*Set task*
Quote the data below in full, minus the images.
▬▬▬▬▬▬
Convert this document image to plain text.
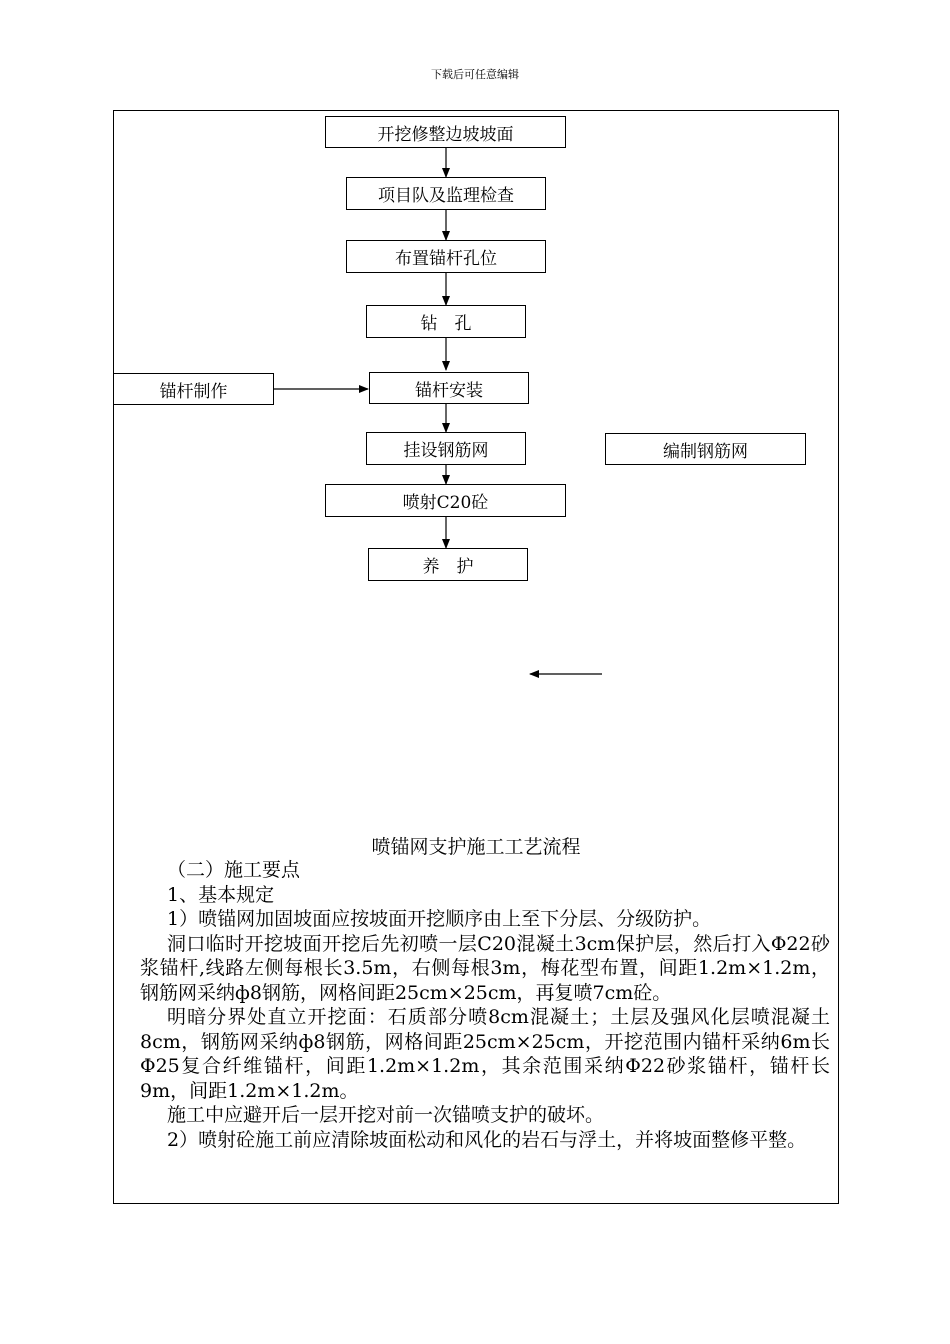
下载后可任意编辑
开挖修整边坡坡面
项目队及监理检查
布置锚杆孔位
钻　孔
锚杆安装
挂设钢筋网
喷射C20砼
养　护
锚杆制作
编制钢筋网
喷锚网支护施工工艺流程

（二）施工要点

1、基本规定

1）喷锚网加固坡面应按坡面开挖顺序由上至下分层、分级防护。

洞口临时开挖坡面开挖后先初喷一层C20混凝土3cm保护层，然后打入Φ22砂浆锚杆,线路左侧每根长3.5m，右侧每根3m，梅花型布置，间距1.2m×1.2m，钢筋网采纳ф8钢筋，网格间距25cm×25cm，再复喷7cm砼。

明暗分界处直立开挖面：石质部分喷8cm混凝土；土层及强风化层喷混凝土8cm，钢筋网采纳ф8钢筋，网格间距25cm×25cm，开挖范围内锚杆采纳6m长Φ25复合纤维锚杆，间距1.2m×1.2m，其余范围采纳Φ22砂浆锚杆，锚杆长9m，间距1.2m×1.2m。

施工中应避开后一层开挖对前一次锚喷支护的破坏。

2）喷射砼施工前应清除坡面松动和风化的岩石与浮土，并将坡面整修平整。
▬▬▬▬▬▬
*Full output*
Convert this document image to plain text.
下载后可任意编辑
开挖修整边坡坡面
项目队及监理检查
布置锚杆孔位
钻　孔
锚杆安装
挂设钢筋网
喷射C20砼
养　护
锚杆制作
编制钢筋网
喷锚网支护施工工艺流程

（二）施工要点

1、基本规定

1）喷锚网加固坡面应按坡面开挖顺序由上至下分层、分级防护。

洞口临时开挖坡面开挖后先初喷一层C20混凝土3cm保护层，然后打入Φ22砂浆锚杆,线路左侧每根长3.5m，右侧每根3m，梅花型布置，间距1.2m×1.2m，钢筋网采纳ф8钢筋，网格间距25cm×25cm，再复喷7cm砼。

明暗分界处直立开挖面：石质部分喷8cm混凝土；土层及强风化层喷混凝土8cm，钢筋网采纳ф8钢筋，网格间距25cm×25cm，开挖范围内锚杆采纳6m长Φ25复合纤维锚杆，间距1.2m×1.2m，其余范围采纳Φ22砂浆锚杆，锚杆长9m，间距1.2m×1.2m。

施工中应避开后一层开挖对前一次锚喷支护的破坏。

2）喷射砼施工前应清除坡面松动和风化的岩石与浮土，并将坡面整修平整。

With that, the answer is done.